(Exercise aim) Carry on writing the Special Dividend Offer notice, starting right after its last sentence.

::: Text passage :::

The Directors make no recommendation to Shareholders as to whether or not they should elect to participate in the Special Dividend Offer. Whether or not Shareholders decide to elect to participate in the Special Dividend Offer will depend, amongst other factors, on their view of the Company's prospects and their own individual circumstances, including their own tax position.

Shareholders who are in any doubt as to the contents of the Circular or as to the action to be taken should immediately consult an appropriately qualified independent financial adviser authorised under FSMA if in the United Kingdom, or from another appropriately authorised independent financial adviser if in a territory outside of the United Kingdom.

Notice for US Shareholders

The Special Dividend Offer relates to securities in a non-US company which is registered in the UK and is subject to the disclosure requirements, rules and practices applicable to companies listed in the UK, which differ from those of the US in certain material respects. The Circular has been prepared in accordance with UK style and practice for the purpose of complying with English law, and US Shareholders should read the entire Circular. The financial information relating to the Company, which is available for review on the Company's website, has not been prepared in accordance with generally accepted accounting principles in the US and thus may not be comparable to financial information relating to US companies.

::: Data records :::

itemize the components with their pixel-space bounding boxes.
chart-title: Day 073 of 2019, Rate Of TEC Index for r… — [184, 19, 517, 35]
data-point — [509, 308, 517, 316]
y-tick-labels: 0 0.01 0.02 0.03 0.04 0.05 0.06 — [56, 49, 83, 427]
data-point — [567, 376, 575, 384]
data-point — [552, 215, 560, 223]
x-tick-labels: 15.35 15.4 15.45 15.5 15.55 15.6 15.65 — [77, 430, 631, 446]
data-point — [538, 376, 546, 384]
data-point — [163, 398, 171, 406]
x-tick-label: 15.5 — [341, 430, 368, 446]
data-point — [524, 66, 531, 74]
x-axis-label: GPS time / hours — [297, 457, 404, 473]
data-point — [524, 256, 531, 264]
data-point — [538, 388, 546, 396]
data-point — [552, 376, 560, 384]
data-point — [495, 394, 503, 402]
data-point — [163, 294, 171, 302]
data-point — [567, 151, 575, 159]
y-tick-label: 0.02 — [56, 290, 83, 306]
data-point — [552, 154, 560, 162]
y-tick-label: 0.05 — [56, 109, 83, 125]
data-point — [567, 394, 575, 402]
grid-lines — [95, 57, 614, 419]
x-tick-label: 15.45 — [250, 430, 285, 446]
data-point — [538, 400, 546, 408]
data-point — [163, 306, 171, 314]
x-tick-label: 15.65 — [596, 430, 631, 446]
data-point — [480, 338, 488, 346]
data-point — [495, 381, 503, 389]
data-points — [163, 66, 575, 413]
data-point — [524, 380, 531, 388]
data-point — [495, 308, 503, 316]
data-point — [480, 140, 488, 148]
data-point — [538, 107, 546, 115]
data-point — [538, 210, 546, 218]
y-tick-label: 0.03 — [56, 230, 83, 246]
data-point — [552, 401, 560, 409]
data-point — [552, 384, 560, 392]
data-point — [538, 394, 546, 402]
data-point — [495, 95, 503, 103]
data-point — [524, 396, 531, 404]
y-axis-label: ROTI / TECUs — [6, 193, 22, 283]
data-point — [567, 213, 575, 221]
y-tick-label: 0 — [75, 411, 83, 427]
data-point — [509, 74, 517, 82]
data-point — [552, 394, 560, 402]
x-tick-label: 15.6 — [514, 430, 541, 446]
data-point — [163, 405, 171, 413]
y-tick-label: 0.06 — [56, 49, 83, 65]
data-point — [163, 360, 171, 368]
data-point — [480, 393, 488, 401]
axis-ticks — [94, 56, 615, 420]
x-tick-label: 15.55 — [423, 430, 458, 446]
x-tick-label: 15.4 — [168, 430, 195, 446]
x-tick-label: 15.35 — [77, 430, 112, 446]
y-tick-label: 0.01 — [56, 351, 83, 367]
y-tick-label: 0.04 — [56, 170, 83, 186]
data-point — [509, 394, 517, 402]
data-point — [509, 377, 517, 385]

:::

(Solved problem)
The Special Dividend Offer will be made in the US in accordance with the requirements of Regulation 14E under the US Exchange Act to the extent applicable and otherwise in accordance with the requirements of UK legislation. Accordingly, the Special Dividend Offer will be subject to disclosure and other procedural requirements, including with respect to withdrawal rights, offer timetable, settlement procedures and timing of payments, that may be different from those applicable under US domestic tender offer procedures and law. US Shareholders should note that the Shares are not listed on a US securities exchange and the Company is not subject to the periodic reporting requirements of the US Exchange Act and is not required to, and does not, file any reports with the US Securities and Exchange Commission thereunder.

It may be difficult for US Shareholders to enforce certain rights and claims arising in connection with the Special Dividend Offer under US federal securities laws since the Company is located outside the US and most of its officers and directors may reside outside the US. It may not be possible to sue a non-US company or its officers or directors in a non-US court for violations of US federal securities laws. It also may not be possible to compel a non-US company or its affiliates to subject themselves to a US court's judgment.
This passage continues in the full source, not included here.